BEGIN Task inputs

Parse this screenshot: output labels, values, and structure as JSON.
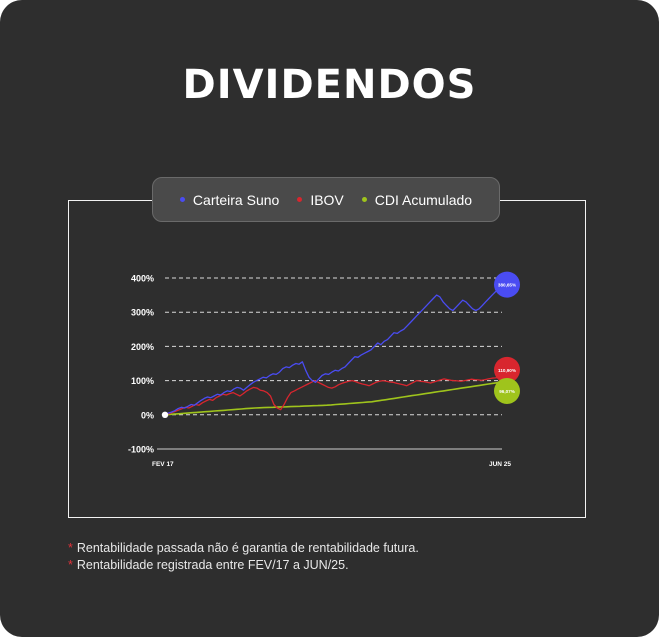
{
  "title": "DIVIDENDOS",
  "chart_data": {
    "type": "line",
    "title": "",
    "xlabel": "",
    "ylabel": "",
    "ylim": [
      -100,
      400
    ],
    "y_ticks": [
      {
        "value": 400,
        "label": "400%"
      },
      {
        "value": 300,
        "label": "300%"
      },
      {
        "value": 200,
        "label": "200%"
      },
      {
        "value": 100,
        "label": "100%"
      },
      {
        "value": 0,
        "label": "0%"
      },
      {
        "value": -100,
        "label": "-100%"
      }
    ],
    "x_labels": {
      "start": "FEV 17",
      "end": "JUN 25"
    },
    "grid": true,
    "legend_position": "top-center",
    "series": [
      {
        "name": "Carteira Suno",
        "color": "#4a4cf2",
        "end_label": "380,65%",
        "values": [
          0,
          5,
          8,
          12,
          18,
          22,
          20,
          25,
          30,
          28,
          35,
          42,
          48,
          52,
          50,
          55,
          60,
          58,
          65,
          70,
          68,
          75,
          80,
          78,
          72,
          80,
          88,
          95,
          100,
          105,
          110,
          108,
          115,
          120,
          118,
          125,
          135,
          140,
          138,
          145,
          150,
          148,
          155,
          130,
          110,
          100,
          95,
          105,
          115,
          120,
          118,
          125,
          130,
          128,
          135,
          140,
          150,
          160,
          170,
          168,
          175,
          180,
          185,
          190,
          200,
          210,
          205,
          215,
          220,
          230,
          240,
          238,
          245,
          250,
          260,
          270,
          280,
          290,
          300,
          310,
          320,
          330,
          340,
          350,
          345,
          330,
          320,
          310,
          305,
          315,
          325,
          335,
          330,
          320,
          310,
          305,
          310,
          320,
          330,
          340,
          350,
          360,
          370,
          380.65
        ]
      },
      {
        "name": "IBOV",
        "color": "#d8262e",
        "end_label": "110,90%",
        "values": [
          0,
          3,
          6,
          10,
          14,
          18,
          22,
          20,
          25,
          30,
          28,
          35,
          40,
          45,
          42,
          50,
          55,
          60,
          58,
          62,
          65,
          60,
          55,
          62,
          70,
          75,
          80,
          78,
          72,
          70,
          65,
          55,
          30,
          20,
          15,
          30,
          50,
          65,
          70,
          75,
          80,
          85,
          90,
          95,
          100,
          95,
          90,
          85,
          80,
          78,
          82,
          88,
          92,
          95,
          98,
          100,
          97,
          93,
          90,
          88,
          85,
          90,
          95,
          98,
          100,
          98,
          96,
          95,
          92,
          90,
          88,
          85,
          90,
          95,
          100,
          98,
          97,
          95,
          93,
          96,
          99,
          102,
          105,
          103,
          101,
          100,
          99,
          98,
          100,
          102,
          104,
          103,
          102,
          101,
          103,
          105,
          107,
          108,
          109,
          110.9
        ]
      },
      {
        "name": "CDI Acumulado",
        "color": "#9fc41c",
        "end_label": "96,07%",
        "values": [
          0,
          1,
          2,
          3,
          4,
          5,
          6,
          7,
          8,
          9,
          10,
          11,
          12,
          13,
          14,
          15,
          16,
          17,
          18,
          19,
          20,
          20.5,
          21,
          21.5,
          22,
          22.5,
          23,
          23.5,
          24,
          24.5,
          25,
          25.5,
          26,
          26.5,
          27,
          27.5,
          28,
          29,
          30,
          31,
          32,
          33,
          34,
          35,
          36,
          37,
          38,
          40,
          42,
          44,
          46,
          48,
          50,
          52,
          54,
          56,
          58,
          60,
          62,
          64,
          66,
          68,
          70,
          72,
          74,
          76,
          78,
          80,
          82,
          84,
          86,
          88,
          90,
          92,
          94,
          96.07
        ]
      }
    ]
  },
  "notes": [
    {
      "marker": "*",
      "text": "Rentabilidade passada não é garantia de rentabilidade futura."
    },
    {
      "marker": "*",
      "text": "Rentabilidade registrada entre FEV/17 a JUN/25."
    }
  ]
}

END Task inputs

**What to work on**
Nothing but the pictures may be dropped; output the records above exactly.

**Solution for this exercise**
Parse this screenshot: output labels, values, and structure as JSON.
{
  "title": "DIVIDENDOS",
  "chart_data": {
    "type": "line",
    "title": "",
    "xlabel": "",
    "ylabel": "",
    "ylim": [
      -100,
      400
    ],
    "y_ticks": [
      {
        "value": 400,
        "label": "400%"
      },
      {
        "value": 300,
        "label": "300%"
      },
      {
        "value": 200,
        "label": "200%"
      },
      {
        "value": 100,
        "label": "100%"
      },
      {
        "value": 0,
        "label": "0%"
      },
      {
        "value": -100,
        "label": "-100%"
      }
    ],
    "x_labels": {
      "start": "FEV 17",
      "end": "JUN 25"
    },
    "grid": true,
    "legend_position": "top-center",
    "series": [
      {
        "name": "Carteira Suno",
        "color": "#4a4cf2",
        "end_label": "380,65%",
        "values": [
          0,
          5,
          8,
          12,
          18,
          22,
          20,
          25,
          30,
          28,
          35,
          42,
          48,
          52,
          50,
          55,
          60,
          58,
          65,
          70,
          68,
          75,
          80,
          78,
          72,
          80,
          88,
          95,
          100,
          105,
          110,
          108,
          115,
          120,
          118,
          125,
          135,
          140,
          138,
          145,
          150,
          148,
          155,
          130,
          110,
          100,
          95,
          105,
          115,
          120,
          118,
          125,
          130,
          128,
          135,
          140,
          150,
          160,
          170,
          168,
          175,
          180,
          185,
          190,
          200,
          210,
          205,
          215,
          220,
          230,
          240,
          238,
          245,
          250,
          260,
          270,
          280,
          290,
          300,
          310,
          320,
          330,
          340,
          350,
          345,
          330,
          320,
          310,
          305,
          315,
          325,
          335,
          330,
          320,
          310,
          305,
          310,
          320,
          330,
          340,
          350,
          360,
          370,
          380.65
        ]
      },
      {
        "name": "IBOV",
        "color": "#d8262e",
        "end_label": "110,90%",
        "values": [
          0,
          3,
          6,
          10,
          14,
          18,
          22,
          20,
          25,
          30,
          28,
          35,
          40,
          45,
          42,
          50,
          55,
          60,
          58,
          62,
          65,
          60,
          55,
          62,
          70,
          75,
          80,
          78,
          72,
          70,
          65,
          55,
          30,
          20,
          15,
          30,
          50,
          65,
          70,
          75,
          80,
          85,
          90,
          95,
          100,
          95,
          90,
          85,
          80,
          78,
          82,
          88,
          92,
          95,
          98,
          100,
          97,
          93,
          90,
          88,
          85,
          90,
          95,
          98,
          100,
          98,
          96,
          95,
          92,
          90,
          88,
          85,
          90,
          95,
          100,
          98,
          97,
          95,
          93,
          96,
          99,
          102,
          105,
          103,
          101,
          100,
          99,
          98,
          100,
          102,
          104,
          103,
          102,
          101,
          103,
          105,
          107,
          108,
          109,
          110.9
        ]
      },
      {
        "name": "CDI Acumulado",
        "color": "#9fc41c",
        "end_label": "96,07%",
        "values": [
          0,
          1,
          2,
          3,
          4,
          5,
          6,
          7,
          8,
          9,
          10,
          11,
          12,
          13,
          14,
          15,
          16,
          17,
          18,
          19,
          20,
          20.5,
          21,
          21.5,
          22,
          22.5,
          23,
          23.5,
          24,
          24.5,
          25,
          25.5,
          26,
          26.5,
          27,
          27.5,
          28,
          29,
          30,
          31,
          32,
          33,
          34,
          35,
          36,
          37,
          38,
          40,
          42,
          44,
          46,
          48,
          50,
          52,
          54,
          56,
          58,
          60,
          62,
          64,
          66,
          68,
          70,
          72,
          74,
          76,
          78,
          80,
          82,
          84,
          86,
          88,
          90,
          92,
          94,
          96.07
        ]
      }
    ]
  },
  "notes": [
    {
      "marker": "*",
      "text": "Rentabilidade passada não é garantia de rentabilidade futura."
    },
    {
      "marker": "*",
      "text": "Rentabilidade registrada entre FEV/17 a JUN/25."
    }
  ]
}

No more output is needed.